● **WHAT IS ASKED**
Please give the part of the records that runs from the start through the line containing "y-tick-label: -$400 bbox=[69, 387, 110, 404]" as a Markdown table with the columns Row and Text, leaving out blank lines.

● **DATA FOR PROCESSING**
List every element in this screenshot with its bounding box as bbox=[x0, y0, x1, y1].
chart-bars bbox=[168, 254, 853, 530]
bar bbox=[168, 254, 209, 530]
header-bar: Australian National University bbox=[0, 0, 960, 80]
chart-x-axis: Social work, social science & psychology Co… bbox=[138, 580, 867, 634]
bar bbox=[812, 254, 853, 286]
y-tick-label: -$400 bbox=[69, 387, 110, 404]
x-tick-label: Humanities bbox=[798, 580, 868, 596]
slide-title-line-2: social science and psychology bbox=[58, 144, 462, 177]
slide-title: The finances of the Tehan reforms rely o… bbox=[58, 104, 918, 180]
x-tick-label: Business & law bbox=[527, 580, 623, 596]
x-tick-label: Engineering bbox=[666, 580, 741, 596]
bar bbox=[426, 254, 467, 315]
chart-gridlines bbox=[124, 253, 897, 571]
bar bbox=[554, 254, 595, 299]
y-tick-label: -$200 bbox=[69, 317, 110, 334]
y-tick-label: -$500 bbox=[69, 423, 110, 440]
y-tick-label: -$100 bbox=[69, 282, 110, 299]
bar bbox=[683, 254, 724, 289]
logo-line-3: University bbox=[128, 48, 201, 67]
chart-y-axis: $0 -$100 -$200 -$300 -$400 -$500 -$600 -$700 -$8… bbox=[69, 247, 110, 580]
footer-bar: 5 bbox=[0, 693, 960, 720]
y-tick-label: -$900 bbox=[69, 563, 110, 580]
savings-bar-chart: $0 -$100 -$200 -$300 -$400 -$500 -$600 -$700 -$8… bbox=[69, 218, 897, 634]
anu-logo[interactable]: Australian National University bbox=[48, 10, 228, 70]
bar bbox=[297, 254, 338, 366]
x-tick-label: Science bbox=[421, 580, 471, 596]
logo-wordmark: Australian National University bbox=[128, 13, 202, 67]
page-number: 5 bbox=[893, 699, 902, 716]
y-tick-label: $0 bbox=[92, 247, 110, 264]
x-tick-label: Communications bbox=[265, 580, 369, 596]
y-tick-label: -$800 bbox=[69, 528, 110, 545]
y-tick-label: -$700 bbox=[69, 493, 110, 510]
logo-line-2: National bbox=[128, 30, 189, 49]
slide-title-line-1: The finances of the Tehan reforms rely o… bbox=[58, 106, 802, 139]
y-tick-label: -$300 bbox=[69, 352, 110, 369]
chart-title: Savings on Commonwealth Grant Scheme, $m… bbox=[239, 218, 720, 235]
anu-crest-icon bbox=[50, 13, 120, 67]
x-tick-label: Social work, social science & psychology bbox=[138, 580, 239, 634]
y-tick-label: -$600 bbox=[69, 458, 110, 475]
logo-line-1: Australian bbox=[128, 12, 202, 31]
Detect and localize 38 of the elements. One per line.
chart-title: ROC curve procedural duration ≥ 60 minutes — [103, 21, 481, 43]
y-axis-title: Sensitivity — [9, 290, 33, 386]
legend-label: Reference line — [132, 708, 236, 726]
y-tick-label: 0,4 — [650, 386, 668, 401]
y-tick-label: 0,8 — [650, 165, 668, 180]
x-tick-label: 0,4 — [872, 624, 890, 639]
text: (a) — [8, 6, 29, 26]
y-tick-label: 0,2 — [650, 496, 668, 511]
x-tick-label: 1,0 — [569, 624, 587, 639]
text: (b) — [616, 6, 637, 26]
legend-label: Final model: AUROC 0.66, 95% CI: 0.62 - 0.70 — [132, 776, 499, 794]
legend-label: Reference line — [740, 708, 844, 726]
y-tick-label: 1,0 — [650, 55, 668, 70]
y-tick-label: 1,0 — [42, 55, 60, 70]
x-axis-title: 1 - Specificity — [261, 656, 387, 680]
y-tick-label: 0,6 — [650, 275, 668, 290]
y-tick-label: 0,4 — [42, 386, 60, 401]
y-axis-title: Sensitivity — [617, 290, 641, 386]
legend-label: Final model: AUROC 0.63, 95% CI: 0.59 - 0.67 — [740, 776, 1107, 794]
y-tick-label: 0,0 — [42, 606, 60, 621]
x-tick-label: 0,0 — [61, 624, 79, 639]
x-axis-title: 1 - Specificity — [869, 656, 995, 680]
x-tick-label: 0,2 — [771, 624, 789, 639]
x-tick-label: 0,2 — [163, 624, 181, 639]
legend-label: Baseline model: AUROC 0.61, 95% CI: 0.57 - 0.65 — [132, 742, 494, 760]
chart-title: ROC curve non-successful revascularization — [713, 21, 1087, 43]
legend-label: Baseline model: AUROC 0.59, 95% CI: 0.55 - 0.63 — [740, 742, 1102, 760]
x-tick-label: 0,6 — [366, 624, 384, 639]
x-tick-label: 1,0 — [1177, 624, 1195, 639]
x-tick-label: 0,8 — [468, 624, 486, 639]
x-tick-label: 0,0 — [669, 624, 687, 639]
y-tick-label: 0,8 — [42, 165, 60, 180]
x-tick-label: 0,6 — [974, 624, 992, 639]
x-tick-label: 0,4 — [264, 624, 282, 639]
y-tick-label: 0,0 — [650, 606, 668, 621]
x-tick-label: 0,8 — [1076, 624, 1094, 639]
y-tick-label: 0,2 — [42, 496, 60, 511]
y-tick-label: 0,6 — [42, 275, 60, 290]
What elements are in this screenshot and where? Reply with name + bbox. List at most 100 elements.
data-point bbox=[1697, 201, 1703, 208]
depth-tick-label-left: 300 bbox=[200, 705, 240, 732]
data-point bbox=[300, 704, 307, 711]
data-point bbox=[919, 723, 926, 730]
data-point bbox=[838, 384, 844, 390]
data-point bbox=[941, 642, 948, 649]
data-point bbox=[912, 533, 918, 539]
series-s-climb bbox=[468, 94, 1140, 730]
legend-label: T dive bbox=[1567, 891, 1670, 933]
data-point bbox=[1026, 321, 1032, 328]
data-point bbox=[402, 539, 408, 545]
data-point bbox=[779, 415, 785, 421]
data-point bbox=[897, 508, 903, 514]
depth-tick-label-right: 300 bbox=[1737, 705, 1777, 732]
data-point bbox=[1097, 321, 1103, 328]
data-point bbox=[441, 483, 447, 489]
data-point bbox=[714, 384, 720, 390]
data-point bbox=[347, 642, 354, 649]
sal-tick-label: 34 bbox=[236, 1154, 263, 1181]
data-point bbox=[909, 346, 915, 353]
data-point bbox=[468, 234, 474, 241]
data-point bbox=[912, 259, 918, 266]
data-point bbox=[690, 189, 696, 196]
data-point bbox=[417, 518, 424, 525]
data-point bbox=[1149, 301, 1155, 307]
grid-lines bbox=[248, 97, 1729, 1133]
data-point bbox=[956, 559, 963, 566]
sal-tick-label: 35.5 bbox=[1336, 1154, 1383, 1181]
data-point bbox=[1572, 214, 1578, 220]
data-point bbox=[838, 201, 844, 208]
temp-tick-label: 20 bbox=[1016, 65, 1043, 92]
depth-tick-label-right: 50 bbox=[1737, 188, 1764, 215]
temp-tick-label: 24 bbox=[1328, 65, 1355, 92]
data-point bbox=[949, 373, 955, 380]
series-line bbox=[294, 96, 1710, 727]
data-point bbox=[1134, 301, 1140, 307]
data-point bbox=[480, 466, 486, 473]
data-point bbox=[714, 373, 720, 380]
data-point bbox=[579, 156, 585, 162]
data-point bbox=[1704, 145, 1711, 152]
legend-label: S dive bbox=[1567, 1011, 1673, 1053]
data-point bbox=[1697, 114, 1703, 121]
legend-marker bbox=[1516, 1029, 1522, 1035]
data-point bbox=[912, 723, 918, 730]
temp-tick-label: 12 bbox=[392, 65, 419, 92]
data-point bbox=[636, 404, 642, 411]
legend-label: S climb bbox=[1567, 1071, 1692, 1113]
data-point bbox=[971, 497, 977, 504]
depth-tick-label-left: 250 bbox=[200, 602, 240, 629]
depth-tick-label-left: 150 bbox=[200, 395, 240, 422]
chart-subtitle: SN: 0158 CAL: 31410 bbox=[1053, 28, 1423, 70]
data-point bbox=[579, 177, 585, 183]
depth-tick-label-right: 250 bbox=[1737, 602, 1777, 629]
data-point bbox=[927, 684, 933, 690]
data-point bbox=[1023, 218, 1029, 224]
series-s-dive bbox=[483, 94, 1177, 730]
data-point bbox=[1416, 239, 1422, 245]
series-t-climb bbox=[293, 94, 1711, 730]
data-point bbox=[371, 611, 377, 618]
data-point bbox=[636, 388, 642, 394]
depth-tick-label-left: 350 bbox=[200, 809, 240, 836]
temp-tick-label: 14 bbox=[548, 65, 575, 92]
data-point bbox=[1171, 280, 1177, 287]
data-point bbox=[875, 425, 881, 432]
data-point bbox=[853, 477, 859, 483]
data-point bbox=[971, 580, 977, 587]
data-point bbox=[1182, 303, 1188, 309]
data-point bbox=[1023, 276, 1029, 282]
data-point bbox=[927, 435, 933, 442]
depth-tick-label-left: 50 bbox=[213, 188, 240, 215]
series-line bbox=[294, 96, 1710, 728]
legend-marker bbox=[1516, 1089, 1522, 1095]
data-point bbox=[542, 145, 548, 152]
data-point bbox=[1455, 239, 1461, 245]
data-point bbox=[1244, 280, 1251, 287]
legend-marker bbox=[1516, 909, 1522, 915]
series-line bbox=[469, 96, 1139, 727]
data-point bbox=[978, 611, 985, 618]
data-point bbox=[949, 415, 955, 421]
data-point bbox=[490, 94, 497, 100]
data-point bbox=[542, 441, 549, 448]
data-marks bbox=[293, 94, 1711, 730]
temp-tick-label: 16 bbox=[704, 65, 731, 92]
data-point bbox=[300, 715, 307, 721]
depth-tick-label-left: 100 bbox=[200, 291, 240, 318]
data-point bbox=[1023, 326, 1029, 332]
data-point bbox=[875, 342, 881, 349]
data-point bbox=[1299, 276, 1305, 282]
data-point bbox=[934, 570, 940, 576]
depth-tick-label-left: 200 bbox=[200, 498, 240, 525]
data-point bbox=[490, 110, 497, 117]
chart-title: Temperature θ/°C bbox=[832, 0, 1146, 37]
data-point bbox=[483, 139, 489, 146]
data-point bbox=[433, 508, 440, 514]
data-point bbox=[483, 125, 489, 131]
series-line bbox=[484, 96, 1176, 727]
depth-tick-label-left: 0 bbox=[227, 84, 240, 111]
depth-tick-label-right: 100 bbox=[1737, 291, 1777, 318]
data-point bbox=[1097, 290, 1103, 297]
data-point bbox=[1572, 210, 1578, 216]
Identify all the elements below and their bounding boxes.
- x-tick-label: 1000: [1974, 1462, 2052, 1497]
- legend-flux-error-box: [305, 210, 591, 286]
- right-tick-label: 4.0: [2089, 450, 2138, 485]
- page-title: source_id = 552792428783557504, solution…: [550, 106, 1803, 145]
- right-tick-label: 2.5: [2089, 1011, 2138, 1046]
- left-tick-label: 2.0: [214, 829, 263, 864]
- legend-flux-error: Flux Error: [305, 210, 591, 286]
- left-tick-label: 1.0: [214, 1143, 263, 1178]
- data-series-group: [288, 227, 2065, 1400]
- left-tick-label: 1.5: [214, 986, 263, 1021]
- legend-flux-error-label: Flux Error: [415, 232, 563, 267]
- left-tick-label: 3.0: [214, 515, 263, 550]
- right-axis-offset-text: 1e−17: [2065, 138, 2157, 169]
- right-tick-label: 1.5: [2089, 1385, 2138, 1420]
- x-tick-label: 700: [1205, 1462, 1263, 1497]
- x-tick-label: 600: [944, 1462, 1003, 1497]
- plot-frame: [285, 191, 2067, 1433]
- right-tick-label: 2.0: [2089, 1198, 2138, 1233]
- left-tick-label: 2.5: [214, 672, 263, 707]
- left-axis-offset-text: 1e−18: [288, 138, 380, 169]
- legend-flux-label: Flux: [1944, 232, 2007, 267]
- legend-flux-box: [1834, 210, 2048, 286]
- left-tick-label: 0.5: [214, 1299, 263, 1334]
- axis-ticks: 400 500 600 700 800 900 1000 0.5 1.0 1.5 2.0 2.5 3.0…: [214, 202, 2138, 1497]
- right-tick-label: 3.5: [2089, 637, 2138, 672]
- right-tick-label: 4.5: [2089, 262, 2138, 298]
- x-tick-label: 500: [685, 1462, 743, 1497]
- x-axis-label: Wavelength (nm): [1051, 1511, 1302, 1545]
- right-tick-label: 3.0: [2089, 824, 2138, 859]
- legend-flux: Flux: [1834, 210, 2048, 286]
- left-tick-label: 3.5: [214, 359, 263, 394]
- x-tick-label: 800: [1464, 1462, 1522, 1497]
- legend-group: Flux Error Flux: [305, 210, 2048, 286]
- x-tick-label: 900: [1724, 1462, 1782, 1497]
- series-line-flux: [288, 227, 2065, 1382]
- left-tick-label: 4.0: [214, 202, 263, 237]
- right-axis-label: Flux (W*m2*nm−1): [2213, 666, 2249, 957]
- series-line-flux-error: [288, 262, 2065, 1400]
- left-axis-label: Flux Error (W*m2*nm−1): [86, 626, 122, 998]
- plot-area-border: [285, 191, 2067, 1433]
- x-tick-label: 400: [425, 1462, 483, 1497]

● **SOLUTION TO THE PROBLEM**
| Row | Text |
|---|---|
| 1 | List every element in this screenshot with its bounding box as bbox=[x0, y0, x1, y1]. |
| 2 | chart-bars bbox=[168, 254, 853, 530] |
| 3 | bar bbox=[168, 254, 209, 530] |
| 4 | header-bar: Australian National University bbox=[0, 0, 960, 80] |
| 5 | chart-x-axis: Social work, social science & psychology Co… bbox=[138, 580, 867, 634] |
| 6 | bar bbox=[812, 254, 853, 286] |
| 7 | y-tick-label: -$400 bbox=[69, 387, 110, 404] |